Given problem: Identify each line below that contains the word "death", and copy it out.

Record set:
▼

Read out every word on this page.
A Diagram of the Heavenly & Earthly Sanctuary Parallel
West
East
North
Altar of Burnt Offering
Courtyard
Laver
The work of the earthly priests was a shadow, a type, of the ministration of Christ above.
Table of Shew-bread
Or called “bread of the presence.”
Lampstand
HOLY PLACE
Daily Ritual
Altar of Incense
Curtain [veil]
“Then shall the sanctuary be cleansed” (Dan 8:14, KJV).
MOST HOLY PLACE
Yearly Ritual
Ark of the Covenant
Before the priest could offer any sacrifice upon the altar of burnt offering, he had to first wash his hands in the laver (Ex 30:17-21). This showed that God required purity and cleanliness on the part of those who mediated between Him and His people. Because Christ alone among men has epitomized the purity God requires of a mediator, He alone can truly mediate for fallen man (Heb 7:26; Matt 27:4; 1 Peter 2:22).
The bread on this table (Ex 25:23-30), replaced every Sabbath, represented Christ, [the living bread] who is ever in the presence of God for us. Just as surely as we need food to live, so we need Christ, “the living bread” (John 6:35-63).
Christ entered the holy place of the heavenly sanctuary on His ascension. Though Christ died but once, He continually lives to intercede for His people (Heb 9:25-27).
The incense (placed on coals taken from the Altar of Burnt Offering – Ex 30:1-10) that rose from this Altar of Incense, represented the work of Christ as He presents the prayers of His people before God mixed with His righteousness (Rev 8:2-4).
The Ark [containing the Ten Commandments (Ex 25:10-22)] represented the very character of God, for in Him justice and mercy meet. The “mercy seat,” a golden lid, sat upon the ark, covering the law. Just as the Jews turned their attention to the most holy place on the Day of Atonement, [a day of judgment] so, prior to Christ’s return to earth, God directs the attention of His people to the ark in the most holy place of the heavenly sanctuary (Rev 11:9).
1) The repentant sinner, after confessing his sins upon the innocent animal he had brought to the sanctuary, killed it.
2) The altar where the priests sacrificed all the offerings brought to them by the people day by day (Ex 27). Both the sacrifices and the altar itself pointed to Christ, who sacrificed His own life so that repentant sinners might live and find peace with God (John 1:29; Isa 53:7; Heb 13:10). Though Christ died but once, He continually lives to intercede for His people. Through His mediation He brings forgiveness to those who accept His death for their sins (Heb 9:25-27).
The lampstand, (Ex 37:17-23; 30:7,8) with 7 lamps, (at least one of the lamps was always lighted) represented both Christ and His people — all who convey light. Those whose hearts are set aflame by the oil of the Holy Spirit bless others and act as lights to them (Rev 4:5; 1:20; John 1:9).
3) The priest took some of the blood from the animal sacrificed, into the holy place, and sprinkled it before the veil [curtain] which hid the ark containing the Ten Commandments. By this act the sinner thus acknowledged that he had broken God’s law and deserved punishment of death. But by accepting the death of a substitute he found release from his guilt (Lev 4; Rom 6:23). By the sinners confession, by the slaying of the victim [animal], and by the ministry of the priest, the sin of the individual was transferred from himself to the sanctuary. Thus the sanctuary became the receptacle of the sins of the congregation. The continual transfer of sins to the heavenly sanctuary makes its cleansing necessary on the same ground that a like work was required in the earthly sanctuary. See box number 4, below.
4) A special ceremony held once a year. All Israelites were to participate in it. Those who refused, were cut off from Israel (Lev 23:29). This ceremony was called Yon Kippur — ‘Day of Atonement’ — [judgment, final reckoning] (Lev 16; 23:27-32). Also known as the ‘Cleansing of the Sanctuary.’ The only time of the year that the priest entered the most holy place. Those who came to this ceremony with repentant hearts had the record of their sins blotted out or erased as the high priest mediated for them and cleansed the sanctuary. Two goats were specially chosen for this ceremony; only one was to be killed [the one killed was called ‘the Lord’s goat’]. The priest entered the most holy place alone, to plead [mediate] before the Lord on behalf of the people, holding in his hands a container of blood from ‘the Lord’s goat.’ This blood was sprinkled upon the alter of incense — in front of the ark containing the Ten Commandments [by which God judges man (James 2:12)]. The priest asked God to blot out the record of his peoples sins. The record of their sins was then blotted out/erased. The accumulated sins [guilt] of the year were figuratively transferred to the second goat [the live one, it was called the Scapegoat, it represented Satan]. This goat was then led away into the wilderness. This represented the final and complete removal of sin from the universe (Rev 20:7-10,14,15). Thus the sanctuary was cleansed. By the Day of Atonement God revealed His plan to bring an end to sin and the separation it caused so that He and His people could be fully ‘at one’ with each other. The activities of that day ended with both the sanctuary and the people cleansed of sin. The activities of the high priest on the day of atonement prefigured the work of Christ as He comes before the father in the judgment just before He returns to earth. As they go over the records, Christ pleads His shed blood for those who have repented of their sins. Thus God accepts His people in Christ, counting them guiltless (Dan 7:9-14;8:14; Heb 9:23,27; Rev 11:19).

▲

Answer for this exercise:
2) The altar where the priests sacrificed all the offerings brought to them by the people day by day (Ex 27). Both the sacrifices and the altar itself pointed to Christ, who sacrificed His own life so that repentant sinners might live and find peace with God (John 1:29; Isa 53:7; Heb 13:10). Though Christ died but once, He continually lives to intercede for His people. Through His mediation He brings forgiveness to those who accept His death for their sins (Heb 9:25-27).
3) The priest took some of the blood from the animal sacrificed, into the holy place, and sprinkled it before the veil [curtain] which hid the ark containing the Ten Commandments. By this act the sinner thus acknowledged that he had broken God’s law and deserved punishment of death. But by accepting the death of a substitute he found release from his guilt (Lev 4; Rom 6:23). By the sinners confession, by the slaying of the victim [animal], and by the ministry of the priest, the sin of the individual was transferred from himself to the sanctuary. Thus the sanctuary became the receptacle of the sins of the congregation. The continual transfer of sins to the heavenly sanctuary makes its cleansing necessary on the same ground that a like work was required in the earthly sanctuary. See box number 4, below.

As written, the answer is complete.